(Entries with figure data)
Begin

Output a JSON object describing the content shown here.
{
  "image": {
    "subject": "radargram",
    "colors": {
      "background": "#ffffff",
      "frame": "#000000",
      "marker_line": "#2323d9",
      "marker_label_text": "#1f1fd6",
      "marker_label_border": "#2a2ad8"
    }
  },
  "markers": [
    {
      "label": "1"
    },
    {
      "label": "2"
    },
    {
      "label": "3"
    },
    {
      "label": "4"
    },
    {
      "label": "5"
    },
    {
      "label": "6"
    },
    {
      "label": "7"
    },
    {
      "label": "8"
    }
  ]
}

End

Please output the complete data exactly.

Output a JSON object describing the content shown here.
{
  "image": {
    "subject": "radargram",
    "colors": {
      "background": "#ffffff",
      "frame": "#000000",
      "marker_line": "#2323d9",
      "marker_label_text": "#1f1fd6",
      "marker_label_border": "#2a2ad8"
    }
  },
  "markers": [
    {
      "label": "1"
    },
    {
      "label": "2"
    },
    {
      "label": "3"
    },
    {
      "label": "4"
    },
    {
      "label": "5"
    },
    {
      "label": "6"
    },
    {
      "label": "7"
    },
    {
      "label": "8"
    }
  ]
}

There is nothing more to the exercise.